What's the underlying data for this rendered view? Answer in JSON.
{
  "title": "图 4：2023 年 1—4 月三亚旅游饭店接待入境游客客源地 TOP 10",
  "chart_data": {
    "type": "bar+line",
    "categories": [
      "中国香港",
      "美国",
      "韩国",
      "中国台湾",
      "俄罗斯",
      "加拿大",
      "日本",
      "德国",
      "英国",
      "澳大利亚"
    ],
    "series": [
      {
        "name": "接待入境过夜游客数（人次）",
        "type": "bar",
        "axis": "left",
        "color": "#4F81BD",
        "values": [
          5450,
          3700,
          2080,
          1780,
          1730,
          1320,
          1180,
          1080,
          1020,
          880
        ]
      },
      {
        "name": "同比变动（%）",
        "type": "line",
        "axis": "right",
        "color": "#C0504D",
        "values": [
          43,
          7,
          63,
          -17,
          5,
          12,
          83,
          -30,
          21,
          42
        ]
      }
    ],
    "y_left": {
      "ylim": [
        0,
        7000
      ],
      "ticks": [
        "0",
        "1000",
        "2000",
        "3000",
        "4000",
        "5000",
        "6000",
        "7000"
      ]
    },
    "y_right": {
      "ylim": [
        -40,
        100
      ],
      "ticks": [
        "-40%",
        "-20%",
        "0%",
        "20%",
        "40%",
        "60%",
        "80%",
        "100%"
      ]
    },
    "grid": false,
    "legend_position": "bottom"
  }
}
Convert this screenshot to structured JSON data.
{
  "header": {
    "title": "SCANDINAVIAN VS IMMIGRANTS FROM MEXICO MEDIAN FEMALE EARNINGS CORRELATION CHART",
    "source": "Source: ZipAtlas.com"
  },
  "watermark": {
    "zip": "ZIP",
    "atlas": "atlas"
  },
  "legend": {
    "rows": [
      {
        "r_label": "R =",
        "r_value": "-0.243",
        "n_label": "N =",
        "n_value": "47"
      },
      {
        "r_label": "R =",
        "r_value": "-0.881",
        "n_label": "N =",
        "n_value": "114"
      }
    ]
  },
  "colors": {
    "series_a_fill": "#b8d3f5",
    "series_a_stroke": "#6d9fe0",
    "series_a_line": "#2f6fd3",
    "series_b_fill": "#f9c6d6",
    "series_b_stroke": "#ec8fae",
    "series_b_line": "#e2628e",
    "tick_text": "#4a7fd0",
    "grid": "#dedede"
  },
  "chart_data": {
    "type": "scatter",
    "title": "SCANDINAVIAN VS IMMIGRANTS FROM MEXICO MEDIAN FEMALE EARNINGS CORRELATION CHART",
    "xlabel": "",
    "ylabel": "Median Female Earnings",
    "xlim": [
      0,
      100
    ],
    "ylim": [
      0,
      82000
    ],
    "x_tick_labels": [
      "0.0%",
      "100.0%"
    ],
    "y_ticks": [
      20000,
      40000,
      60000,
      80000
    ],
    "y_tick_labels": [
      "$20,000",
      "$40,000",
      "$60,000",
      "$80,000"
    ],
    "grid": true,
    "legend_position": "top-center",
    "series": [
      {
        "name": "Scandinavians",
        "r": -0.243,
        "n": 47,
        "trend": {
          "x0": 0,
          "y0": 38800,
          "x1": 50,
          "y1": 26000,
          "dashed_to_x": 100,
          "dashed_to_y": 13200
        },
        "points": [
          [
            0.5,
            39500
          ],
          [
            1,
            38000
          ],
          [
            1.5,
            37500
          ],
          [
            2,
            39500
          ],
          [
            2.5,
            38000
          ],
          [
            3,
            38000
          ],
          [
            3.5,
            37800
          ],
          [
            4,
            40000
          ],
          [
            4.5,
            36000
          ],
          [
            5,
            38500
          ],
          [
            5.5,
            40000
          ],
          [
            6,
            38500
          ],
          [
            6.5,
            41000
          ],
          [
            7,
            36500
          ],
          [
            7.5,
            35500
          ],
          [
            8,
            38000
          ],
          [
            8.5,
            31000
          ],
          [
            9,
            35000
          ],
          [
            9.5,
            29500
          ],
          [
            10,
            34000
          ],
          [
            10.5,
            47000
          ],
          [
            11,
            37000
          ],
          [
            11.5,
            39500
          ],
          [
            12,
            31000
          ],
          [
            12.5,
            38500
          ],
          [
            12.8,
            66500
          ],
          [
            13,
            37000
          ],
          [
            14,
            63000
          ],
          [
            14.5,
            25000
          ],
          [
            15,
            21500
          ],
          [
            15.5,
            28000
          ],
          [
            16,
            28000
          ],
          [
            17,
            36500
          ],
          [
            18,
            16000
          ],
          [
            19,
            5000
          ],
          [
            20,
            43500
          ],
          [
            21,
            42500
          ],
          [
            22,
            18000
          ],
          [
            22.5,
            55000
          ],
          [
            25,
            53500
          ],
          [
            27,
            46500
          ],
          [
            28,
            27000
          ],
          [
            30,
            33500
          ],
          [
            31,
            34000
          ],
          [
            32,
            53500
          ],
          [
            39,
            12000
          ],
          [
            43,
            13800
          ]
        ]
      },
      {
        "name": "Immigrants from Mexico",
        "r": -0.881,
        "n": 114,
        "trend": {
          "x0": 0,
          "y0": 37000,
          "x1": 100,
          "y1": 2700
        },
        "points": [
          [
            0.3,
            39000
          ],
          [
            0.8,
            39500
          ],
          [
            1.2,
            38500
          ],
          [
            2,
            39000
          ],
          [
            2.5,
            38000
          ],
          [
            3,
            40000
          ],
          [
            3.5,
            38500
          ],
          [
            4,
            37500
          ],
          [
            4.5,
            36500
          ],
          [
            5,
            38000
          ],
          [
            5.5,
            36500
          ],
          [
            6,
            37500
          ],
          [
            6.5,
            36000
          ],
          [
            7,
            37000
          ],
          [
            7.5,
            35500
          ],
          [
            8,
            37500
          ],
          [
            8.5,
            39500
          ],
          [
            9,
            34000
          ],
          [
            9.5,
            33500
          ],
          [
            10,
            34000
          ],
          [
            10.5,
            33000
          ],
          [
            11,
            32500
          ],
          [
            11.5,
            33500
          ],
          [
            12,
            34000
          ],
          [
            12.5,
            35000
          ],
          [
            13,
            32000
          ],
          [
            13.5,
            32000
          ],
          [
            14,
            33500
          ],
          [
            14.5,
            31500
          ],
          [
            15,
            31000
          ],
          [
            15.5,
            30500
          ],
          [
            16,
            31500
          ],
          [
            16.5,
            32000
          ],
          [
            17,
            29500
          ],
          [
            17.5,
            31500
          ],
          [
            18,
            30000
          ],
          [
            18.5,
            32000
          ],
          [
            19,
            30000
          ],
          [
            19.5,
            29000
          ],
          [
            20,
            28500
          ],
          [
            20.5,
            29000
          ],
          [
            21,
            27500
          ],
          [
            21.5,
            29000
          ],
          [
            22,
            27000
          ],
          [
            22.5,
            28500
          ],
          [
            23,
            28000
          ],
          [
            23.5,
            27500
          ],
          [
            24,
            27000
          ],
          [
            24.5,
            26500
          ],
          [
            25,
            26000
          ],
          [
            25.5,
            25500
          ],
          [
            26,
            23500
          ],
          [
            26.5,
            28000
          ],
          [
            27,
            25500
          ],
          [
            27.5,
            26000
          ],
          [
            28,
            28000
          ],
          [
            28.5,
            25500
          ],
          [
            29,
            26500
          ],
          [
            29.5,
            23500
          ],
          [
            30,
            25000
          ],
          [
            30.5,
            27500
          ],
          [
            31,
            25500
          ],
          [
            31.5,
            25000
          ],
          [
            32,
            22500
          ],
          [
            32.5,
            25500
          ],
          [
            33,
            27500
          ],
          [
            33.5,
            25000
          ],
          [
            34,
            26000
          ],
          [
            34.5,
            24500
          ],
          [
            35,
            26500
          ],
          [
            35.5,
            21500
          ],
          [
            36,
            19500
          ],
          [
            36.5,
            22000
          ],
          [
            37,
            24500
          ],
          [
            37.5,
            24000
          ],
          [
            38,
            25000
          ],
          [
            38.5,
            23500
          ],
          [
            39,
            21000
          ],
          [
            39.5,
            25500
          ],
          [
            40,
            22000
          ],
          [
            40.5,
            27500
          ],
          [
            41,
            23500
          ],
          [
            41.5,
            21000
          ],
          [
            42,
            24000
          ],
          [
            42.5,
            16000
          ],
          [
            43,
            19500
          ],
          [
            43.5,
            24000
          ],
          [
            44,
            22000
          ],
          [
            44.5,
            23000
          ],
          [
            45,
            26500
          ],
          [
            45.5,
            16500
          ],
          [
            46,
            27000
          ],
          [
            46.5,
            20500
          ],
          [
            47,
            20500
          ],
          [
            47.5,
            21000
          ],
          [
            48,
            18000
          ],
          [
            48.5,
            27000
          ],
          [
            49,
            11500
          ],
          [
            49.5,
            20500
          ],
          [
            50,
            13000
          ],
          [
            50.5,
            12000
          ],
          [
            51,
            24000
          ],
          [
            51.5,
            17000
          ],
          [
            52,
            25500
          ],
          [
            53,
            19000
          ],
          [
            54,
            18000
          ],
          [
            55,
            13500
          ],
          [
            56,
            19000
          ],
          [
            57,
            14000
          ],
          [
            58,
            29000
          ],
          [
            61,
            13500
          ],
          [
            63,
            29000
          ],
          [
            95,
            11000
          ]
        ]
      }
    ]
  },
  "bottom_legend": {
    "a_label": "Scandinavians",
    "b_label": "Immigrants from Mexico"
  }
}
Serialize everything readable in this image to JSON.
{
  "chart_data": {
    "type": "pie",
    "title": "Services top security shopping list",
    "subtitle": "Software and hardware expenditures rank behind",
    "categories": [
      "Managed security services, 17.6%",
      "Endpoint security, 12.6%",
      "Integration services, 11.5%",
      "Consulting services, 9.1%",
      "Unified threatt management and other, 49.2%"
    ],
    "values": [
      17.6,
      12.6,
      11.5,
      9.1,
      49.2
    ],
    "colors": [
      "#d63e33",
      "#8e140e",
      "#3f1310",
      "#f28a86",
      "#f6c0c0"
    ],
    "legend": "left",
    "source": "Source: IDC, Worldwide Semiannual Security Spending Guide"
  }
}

## [Goal]
Copy exactly the lines of the listing above, beginning at the line with "Serialize everything readable" and ending at its final line; write out nothing else.

## [In response]
Serialize everything readable in this image to JSON.
{
  "chart_data": {
    "type": "pie",
    "title": "Services top security shopping list",
    "subtitle": "Software and hardware expenditures rank behind",
    "categories": [
      "Managed security services, 17.6%",
      "Endpoint security, 12.6%",
      "Integration services, 11.5%",
      "Consulting services, 9.1%",
      "Unified threatt management and other, 49.2%"
    ],
    "values": [
      17.6,
      12.6,
      11.5,
      9.1,
      49.2
    ],
    "colors": [
      "#d63e33",
      "#8e140e",
      "#3f1310",
      "#f28a86",
      "#f6c0c0"
    ],
    "legend": "left",
    "source": "Source: IDC, Worldwide Semiannual Security Spending Guide"
  }
}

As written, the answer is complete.